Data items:
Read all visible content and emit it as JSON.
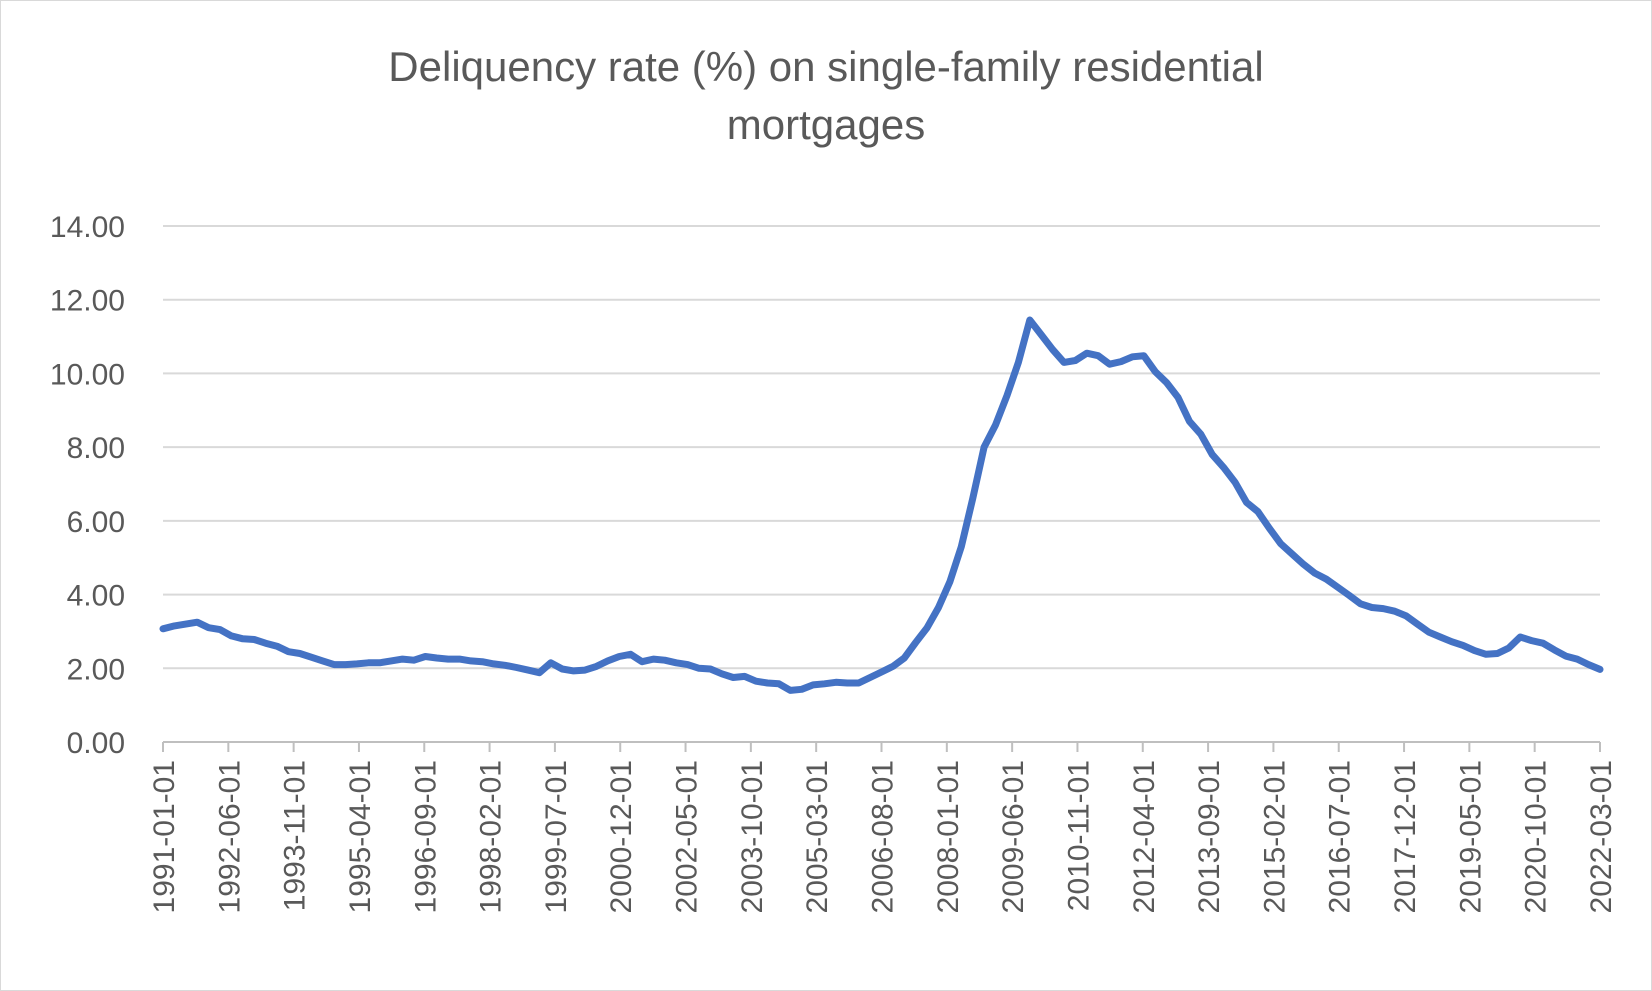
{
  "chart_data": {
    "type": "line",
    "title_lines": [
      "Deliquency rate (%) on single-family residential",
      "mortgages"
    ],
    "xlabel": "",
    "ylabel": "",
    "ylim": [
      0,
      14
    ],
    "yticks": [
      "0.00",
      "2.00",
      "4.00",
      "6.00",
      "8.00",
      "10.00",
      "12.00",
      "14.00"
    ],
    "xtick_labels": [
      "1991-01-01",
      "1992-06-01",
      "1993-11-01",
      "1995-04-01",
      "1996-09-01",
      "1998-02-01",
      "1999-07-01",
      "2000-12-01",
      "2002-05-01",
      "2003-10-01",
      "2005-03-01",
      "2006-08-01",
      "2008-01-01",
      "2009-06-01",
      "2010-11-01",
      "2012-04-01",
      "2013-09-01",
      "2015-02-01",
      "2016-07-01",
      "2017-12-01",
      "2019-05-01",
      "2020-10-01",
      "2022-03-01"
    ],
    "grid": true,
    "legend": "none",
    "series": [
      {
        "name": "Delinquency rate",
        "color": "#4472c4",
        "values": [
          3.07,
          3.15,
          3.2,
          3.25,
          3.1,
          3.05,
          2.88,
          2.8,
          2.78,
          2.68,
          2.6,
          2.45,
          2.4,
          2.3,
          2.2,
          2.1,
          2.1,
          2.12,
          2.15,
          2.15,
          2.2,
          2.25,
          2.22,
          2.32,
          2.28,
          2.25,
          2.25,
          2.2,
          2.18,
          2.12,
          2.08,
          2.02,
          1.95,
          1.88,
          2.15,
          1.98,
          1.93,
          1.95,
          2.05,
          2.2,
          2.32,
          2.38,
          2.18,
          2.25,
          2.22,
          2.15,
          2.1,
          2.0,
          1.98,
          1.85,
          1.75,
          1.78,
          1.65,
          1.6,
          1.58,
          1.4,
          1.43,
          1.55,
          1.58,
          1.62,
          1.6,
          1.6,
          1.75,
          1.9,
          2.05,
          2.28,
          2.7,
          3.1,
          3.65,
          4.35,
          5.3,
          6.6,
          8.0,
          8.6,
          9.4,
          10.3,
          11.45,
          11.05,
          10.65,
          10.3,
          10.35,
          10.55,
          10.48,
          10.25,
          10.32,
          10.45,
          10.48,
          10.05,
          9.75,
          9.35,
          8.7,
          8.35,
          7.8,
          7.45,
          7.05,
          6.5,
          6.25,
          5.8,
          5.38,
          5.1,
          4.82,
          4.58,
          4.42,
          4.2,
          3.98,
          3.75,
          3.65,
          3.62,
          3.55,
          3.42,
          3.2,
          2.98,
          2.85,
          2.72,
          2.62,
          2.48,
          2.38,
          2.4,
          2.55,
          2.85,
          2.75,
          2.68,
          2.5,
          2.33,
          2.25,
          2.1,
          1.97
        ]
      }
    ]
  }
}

Goal: Extract all lines from the data in which "rate" is found.

Full solution:
      "Deliquency rate (%) on single-family residential",
        "name": "Delinquency rate",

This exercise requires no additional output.